# [WORK TO DO]
Print every entry word for word, but omit the pictures.

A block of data
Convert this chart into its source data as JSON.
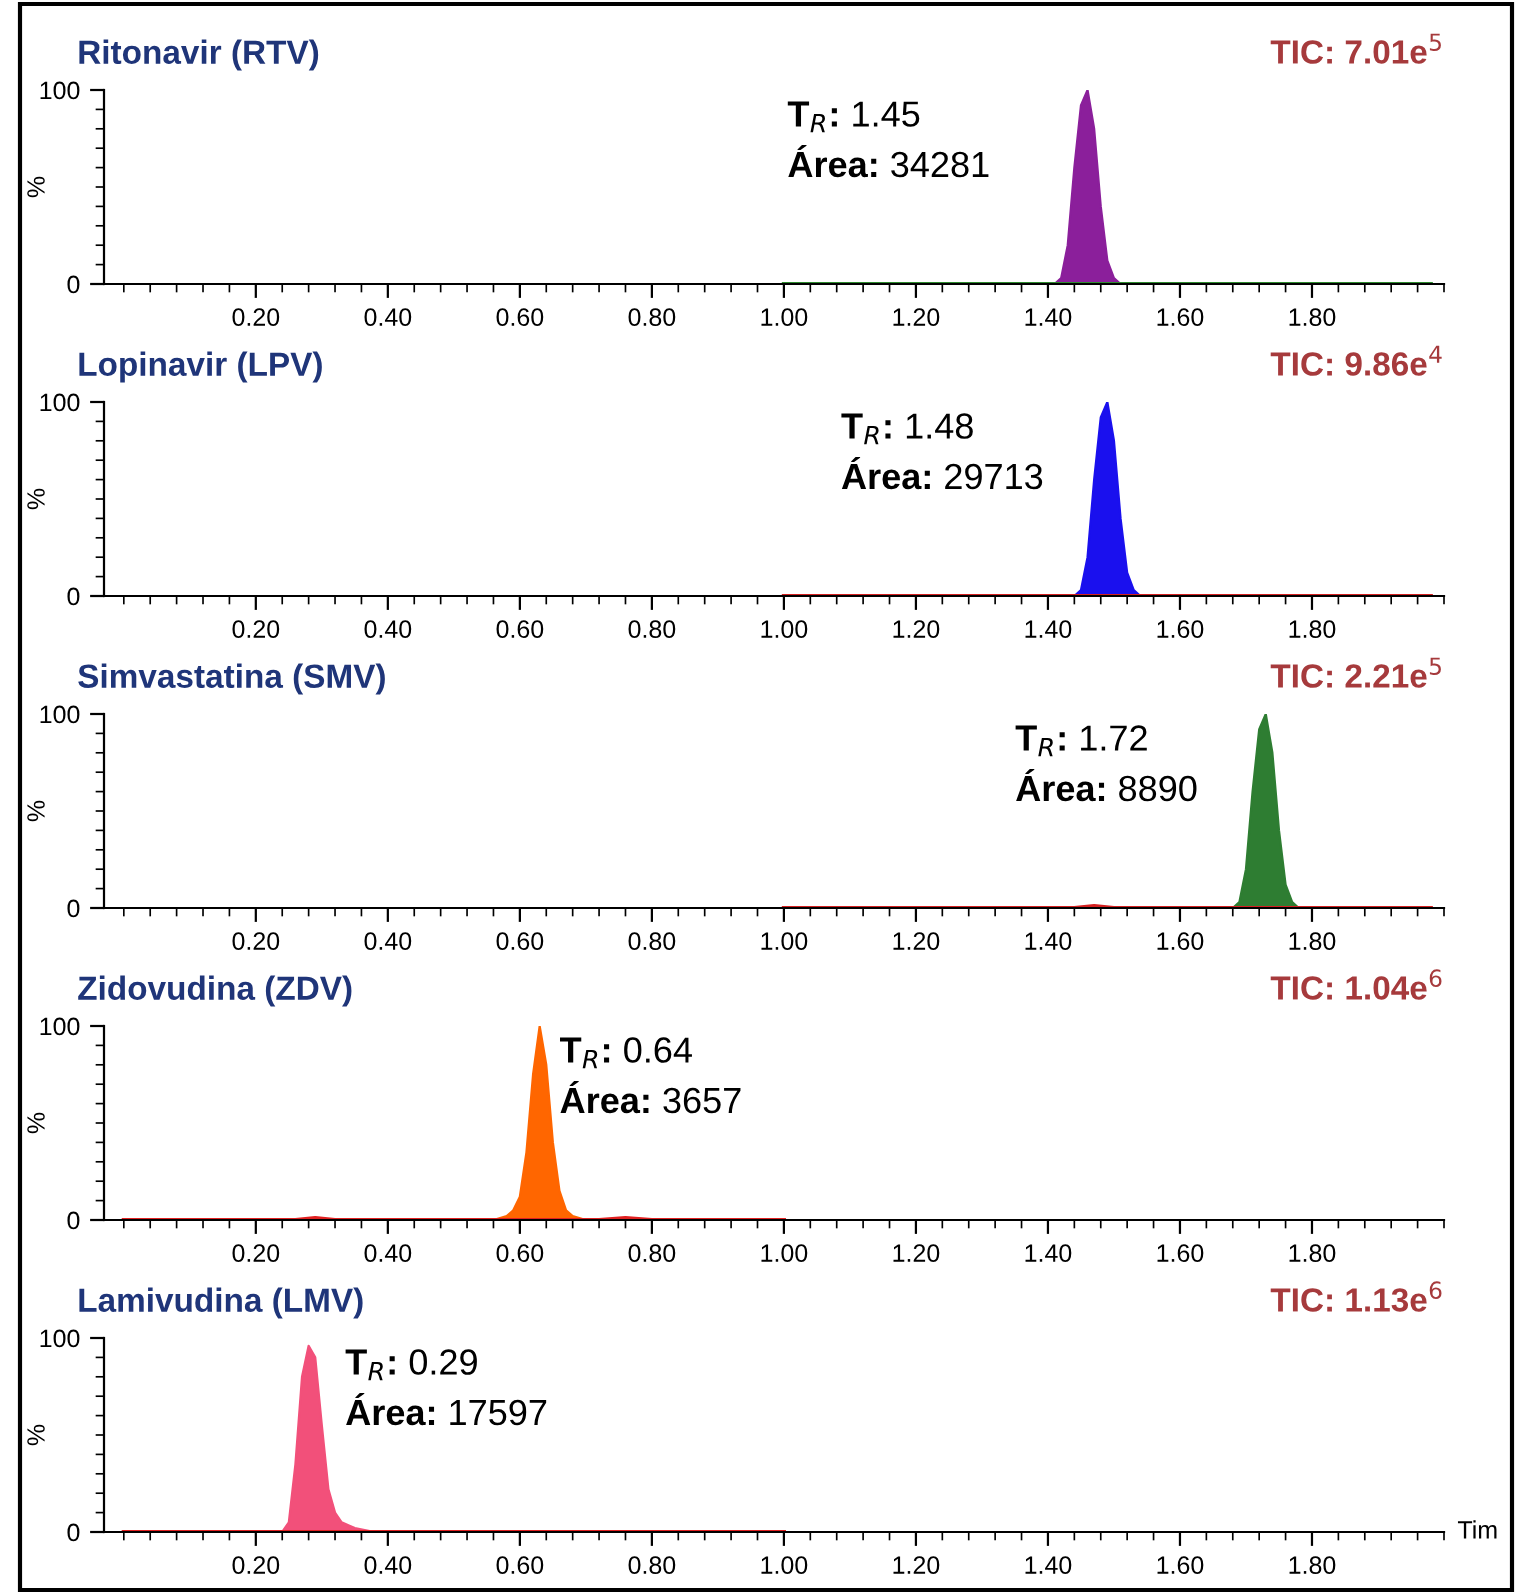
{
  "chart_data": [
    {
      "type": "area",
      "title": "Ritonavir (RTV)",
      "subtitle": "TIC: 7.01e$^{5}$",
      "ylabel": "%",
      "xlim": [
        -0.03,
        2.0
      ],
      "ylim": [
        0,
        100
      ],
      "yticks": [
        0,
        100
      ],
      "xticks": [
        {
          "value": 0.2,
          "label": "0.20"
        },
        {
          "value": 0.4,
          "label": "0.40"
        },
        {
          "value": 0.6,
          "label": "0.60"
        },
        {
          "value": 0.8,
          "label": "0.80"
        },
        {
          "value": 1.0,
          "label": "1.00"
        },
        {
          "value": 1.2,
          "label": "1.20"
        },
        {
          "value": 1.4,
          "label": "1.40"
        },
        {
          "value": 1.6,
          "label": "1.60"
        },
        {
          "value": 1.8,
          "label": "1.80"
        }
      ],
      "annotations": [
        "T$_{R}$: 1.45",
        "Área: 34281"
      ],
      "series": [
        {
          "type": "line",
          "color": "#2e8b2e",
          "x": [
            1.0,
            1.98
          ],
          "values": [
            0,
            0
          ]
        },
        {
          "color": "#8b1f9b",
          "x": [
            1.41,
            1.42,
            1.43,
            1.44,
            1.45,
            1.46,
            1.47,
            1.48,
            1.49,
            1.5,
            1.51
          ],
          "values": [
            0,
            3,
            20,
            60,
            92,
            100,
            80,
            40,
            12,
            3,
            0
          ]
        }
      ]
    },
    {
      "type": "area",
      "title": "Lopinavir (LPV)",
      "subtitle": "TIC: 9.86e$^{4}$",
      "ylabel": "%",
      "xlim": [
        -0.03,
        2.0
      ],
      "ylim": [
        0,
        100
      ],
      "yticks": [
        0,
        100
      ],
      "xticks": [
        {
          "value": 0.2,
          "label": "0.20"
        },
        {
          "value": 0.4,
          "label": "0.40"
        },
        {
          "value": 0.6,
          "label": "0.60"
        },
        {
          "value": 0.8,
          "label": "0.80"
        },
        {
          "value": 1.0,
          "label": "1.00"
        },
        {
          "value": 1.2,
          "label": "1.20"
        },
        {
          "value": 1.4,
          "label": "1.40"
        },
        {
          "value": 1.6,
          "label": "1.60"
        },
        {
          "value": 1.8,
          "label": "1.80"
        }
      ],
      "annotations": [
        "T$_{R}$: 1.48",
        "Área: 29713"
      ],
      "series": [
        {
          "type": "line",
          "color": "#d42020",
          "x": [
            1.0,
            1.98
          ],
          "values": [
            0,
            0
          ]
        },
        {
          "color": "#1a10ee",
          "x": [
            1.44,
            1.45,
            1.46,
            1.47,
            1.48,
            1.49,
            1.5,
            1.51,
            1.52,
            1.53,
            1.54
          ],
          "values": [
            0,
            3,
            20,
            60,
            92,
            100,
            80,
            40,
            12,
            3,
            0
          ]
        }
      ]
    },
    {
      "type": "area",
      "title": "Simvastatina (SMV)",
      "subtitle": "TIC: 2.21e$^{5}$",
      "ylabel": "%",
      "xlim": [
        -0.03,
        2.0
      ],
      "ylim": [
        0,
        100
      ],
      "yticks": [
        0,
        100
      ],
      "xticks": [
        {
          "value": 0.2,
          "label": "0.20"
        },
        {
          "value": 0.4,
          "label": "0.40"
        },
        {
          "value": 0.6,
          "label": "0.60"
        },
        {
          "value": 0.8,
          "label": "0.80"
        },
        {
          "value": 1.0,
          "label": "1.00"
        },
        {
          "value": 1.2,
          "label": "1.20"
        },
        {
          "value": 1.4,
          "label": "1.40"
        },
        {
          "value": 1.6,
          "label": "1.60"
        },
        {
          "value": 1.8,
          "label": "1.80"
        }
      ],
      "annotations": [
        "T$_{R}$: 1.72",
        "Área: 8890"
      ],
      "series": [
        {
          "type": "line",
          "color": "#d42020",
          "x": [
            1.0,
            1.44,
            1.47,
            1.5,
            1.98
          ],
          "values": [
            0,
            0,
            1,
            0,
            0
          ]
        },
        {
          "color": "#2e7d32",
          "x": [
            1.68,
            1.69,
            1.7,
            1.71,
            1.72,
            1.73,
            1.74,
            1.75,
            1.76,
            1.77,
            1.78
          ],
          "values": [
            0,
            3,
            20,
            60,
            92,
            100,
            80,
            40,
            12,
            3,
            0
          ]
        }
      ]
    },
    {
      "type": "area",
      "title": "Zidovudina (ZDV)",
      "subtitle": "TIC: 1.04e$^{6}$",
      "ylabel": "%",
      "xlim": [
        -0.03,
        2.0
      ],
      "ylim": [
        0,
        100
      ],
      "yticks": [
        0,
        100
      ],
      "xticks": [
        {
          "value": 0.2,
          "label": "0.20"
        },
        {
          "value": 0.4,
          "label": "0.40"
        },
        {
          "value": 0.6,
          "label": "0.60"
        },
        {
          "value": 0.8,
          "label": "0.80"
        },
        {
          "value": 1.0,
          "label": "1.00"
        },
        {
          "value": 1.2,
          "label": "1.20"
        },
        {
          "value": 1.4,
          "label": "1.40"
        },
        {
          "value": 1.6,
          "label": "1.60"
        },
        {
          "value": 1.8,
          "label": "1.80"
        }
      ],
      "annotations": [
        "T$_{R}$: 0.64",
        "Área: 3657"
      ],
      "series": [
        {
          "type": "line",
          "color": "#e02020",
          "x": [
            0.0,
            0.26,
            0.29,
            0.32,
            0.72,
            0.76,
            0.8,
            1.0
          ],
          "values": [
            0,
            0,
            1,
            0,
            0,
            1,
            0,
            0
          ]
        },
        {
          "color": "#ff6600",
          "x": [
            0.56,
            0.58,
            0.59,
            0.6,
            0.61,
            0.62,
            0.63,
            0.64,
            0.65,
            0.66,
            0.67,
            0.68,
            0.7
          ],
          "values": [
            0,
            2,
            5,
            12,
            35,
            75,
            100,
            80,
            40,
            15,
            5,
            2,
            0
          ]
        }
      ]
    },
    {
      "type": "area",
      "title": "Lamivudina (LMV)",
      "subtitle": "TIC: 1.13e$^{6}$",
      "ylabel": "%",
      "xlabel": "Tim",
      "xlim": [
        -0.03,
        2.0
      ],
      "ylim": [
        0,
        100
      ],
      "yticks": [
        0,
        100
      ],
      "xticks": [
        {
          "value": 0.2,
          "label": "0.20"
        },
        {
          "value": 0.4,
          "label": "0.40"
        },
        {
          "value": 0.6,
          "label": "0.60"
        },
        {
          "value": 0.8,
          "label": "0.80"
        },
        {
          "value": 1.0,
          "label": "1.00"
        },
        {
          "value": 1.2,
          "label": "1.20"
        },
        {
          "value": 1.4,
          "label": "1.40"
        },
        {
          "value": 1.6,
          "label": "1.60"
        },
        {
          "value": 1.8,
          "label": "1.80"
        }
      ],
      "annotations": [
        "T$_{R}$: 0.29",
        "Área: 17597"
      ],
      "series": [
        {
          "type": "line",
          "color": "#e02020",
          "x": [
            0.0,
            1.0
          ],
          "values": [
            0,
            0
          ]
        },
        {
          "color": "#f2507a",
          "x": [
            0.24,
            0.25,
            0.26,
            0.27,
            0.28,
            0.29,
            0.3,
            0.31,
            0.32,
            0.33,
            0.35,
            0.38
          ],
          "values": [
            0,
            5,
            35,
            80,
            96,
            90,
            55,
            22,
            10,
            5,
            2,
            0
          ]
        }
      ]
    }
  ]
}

# [RESPONSE TO THE EXERCISE]
Convert this chart into its source data as JSON.
{
  "chart_data": [
    {
      "type": "area",
      "title": "Ritonavir (RTV)",
      "subtitle": "TIC: 7.01e$^{5}$",
      "ylabel": "%",
      "xlim": [
        -0.03,
        2.0
      ],
      "ylim": [
        0,
        100
      ],
      "yticks": [
        0,
        100
      ],
      "xticks": [
        {
          "value": 0.2,
          "label": "0.20"
        },
        {
          "value": 0.4,
          "label": "0.40"
        },
        {
          "value": 0.6,
          "label": "0.60"
        },
        {
          "value": 0.8,
          "label": "0.80"
        },
        {
          "value": 1.0,
          "label": "1.00"
        },
        {
          "value": 1.2,
          "label": "1.20"
        },
        {
          "value": 1.4,
          "label": "1.40"
        },
        {
          "value": 1.6,
          "label": "1.60"
        },
        {
          "value": 1.8,
          "label": "1.80"
        }
      ],
      "annotations": [
        "T$_{R}$: 1.45",
        "Área: 34281"
      ],
      "series": [
        {
          "type": "line",
          "color": "#2e8b2e",
          "x": [
            1.0,
            1.98
          ],
          "values": [
            0,
            0
          ]
        },
        {
          "color": "#8b1f9b",
          "x": [
            1.41,
            1.42,
            1.43,
            1.44,
            1.45,
            1.46,
            1.47,
            1.48,
            1.49,
            1.5,
            1.51
          ],
          "values": [
            0,
            3,
            20,
            60,
            92,
            100,
            80,
            40,
            12,
            3,
            0
          ]
        }
      ]
    },
    {
      "type": "area",
      "title": "Lopinavir (LPV)",
      "subtitle": "TIC: 9.86e$^{4}$",
      "ylabel": "%",
      "xlim": [
        -0.03,
        2.0
      ],
      "ylim": [
        0,
        100
      ],
      "yticks": [
        0,
        100
      ],
      "xticks": [
        {
          "value": 0.2,
          "label": "0.20"
        },
        {
          "value": 0.4,
          "label": "0.40"
        },
        {
          "value": 0.6,
          "label": "0.60"
        },
        {
          "value": 0.8,
          "label": "0.80"
        },
        {
          "value": 1.0,
          "label": "1.00"
        },
        {
          "value": 1.2,
          "label": "1.20"
        },
        {
          "value": 1.4,
          "label": "1.40"
        },
        {
          "value": 1.6,
          "label": "1.60"
        },
        {
          "value": 1.8,
          "label": "1.80"
        }
      ],
      "annotations": [
        "T$_{R}$: 1.48",
        "Área: 29713"
      ],
      "series": [
        {
          "type": "line",
          "color": "#d42020",
          "x": [
            1.0,
            1.98
          ],
          "values": [
            0,
            0
          ]
        },
        {
          "color": "#1a10ee",
          "x": [
            1.44,
            1.45,
            1.46,
            1.47,
            1.48,
            1.49,
            1.5,
            1.51,
            1.52,
            1.53,
            1.54
          ],
          "values": [
            0,
            3,
            20,
            60,
            92,
            100,
            80,
            40,
            12,
            3,
            0
          ]
        }
      ]
    },
    {
      "type": "area",
      "title": "Simvastatina (SMV)",
      "subtitle": "TIC: 2.21e$^{5}$",
      "ylabel": "%",
      "xlim": [
        -0.03,
        2.0
      ],
      "ylim": [
        0,
        100
      ],
      "yticks": [
        0,
        100
      ],
      "xticks": [
        {
          "value": 0.2,
          "label": "0.20"
        },
        {
          "value": 0.4,
          "label": "0.40"
        },
        {
          "value": 0.6,
          "label": "0.60"
        },
        {
          "value": 0.8,
          "label": "0.80"
        },
        {
          "value": 1.0,
          "label": "1.00"
        },
        {
          "value": 1.2,
          "label": "1.20"
        },
        {
          "value": 1.4,
          "label": "1.40"
        },
        {
          "value": 1.6,
          "label": "1.60"
        },
        {
          "value": 1.8,
          "label": "1.80"
        }
      ],
      "annotations": [
        "T$_{R}$: 1.72",
        "Área: 8890"
      ],
      "series": [
        {
          "type": "line",
          "color": "#d42020",
          "x": [
            1.0,
            1.44,
            1.47,
            1.5,
            1.98
          ],
          "values": [
            0,
            0,
            1,
            0,
            0
          ]
        },
        {
          "color": "#2e7d32",
          "x": [
            1.68,
            1.69,
            1.7,
            1.71,
            1.72,
            1.73,
            1.74,
            1.75,
            1.76,
            1.77,
            1.78
          ],
          "values": [
            0,
            3,
            20,
            60,
            92,
            100,
            80,
            40,
            12,
            3,
            0
          ]
        }
      ]
    },
    {
      "type": "area",
      "title": "Zidovudina (ZDV)",
      "subtitle": "TIC: 1.04e$^{6}$",
      "ylabel": "%",
      "xlim": [
        -0.03,
        2.0
      ],
      "ylim": [
        0,
        100
      ],
      "yticks": [
        0,
        100
      ],
      "xticks": [
        {
          "value": 0.2,
          "label": "0.20"
        },
        {
          "value": 0.4,
          "label": "0.40"
        },
        {
          "value": 0.6,
          "label": "0.60"
        },
        {
          "value": 0.8,
          "label": "0.80"
        },
        {
          "value": 1.0,
          "label": "1.00"
        },
        {
          "value": 1.2,
          "label": "1.20"
        },
        {
          "value": 1.4,
          "label": "1.40"
        },
        {
          "value": 1.6,
          "label": "1.60"
        },
        {
          "value": 1.8,
          "label": "1.80"
        }
      ],
      "annotations": [
        "T$_{R}$: 0.64",
        "Área: 3657"
      ],
      "series": [
        {
          "type": "line",
          "color": "#e02020",
          "x": [
            0.0,
            0.26,
            0.29,
            0.32,
            0.72,
            0.76,
            0.8,
            1.0
          ],
          "values": [
            0,
            0,
            1,
            0,
            0,
            1,
            0,
            0
          ]
        },
        {
          "color": "#ff6600",
          "x": [
            0.56,
            0.58,
            0.59,
            0.6,
            0.61,
            0.62,
            0.63,
            0.64,
            0.65,
            0.66,
            0.67,
            0.68,
            0.7
          ],
          "values": [
            0,
            2,
            5,
            12,
            35,
            75,
            100,
            80,
            40,
            15,
            5,
            2,
            0
          ]
        }
      ]
    },
    {
      "type": "area",
      "title": "Lamivudina (LMV)",
      "subtitle": "TIC: 1.13e$^{6}$",
      "ylabel": "%",
      "xlabel": "Tim",
      "xlim": [
        -0.03,
        2.0
      ],
      "ylim": [
        0,
        100
      ],
      "yticks": [
        0,
        100
      ],
      "xticks": [
        {
          "value": 0.2,
          "label": "0.20"
        },
        {
          "value": 0.4,
          "label": "0.40"
        },
        {
          "value": 0.6,
          "label": "0.60"
        },
        {
          "value": 0.8,
          "label": "0.80"
        },
        {
          "value": 1.0,
          "label": "1.00"
        },
        {
          "value": 1.2,
          "label": "1.20"
        },
        {
          "value": 1.4,
          "label": "1.40"
        },
        {
          "value": 1.6,
          "label": "1.60"
        },
        {
          "value": 1.8,
          "label": "1.80"
        }
      ],
      "annotations": [
        "T$_{R}$: 0.29",
        "Área: 17597"
      ],
      "series": [
        {
          "type": "line",
          "color": "#e02020",
          "x": [
            0.0,
            1.0
          ],
          "values": [
            0,
            0
          ]
        },
        {
          "color": "#f2507a",
          "x": [
            0.24,
            0.25,
            0.26,
            0.27,
            0.28,
            0.29,
            0.3,
            0.31,
            0.32,
            0.33,
            0.35,
            0.38
          ],
          "values": [
            0,
            5,
            35,
            80,
            96,
            90,
            55,
            22,
            10,
            5,
            2,
            0
          ]
        }
      ]
    }
  ]
}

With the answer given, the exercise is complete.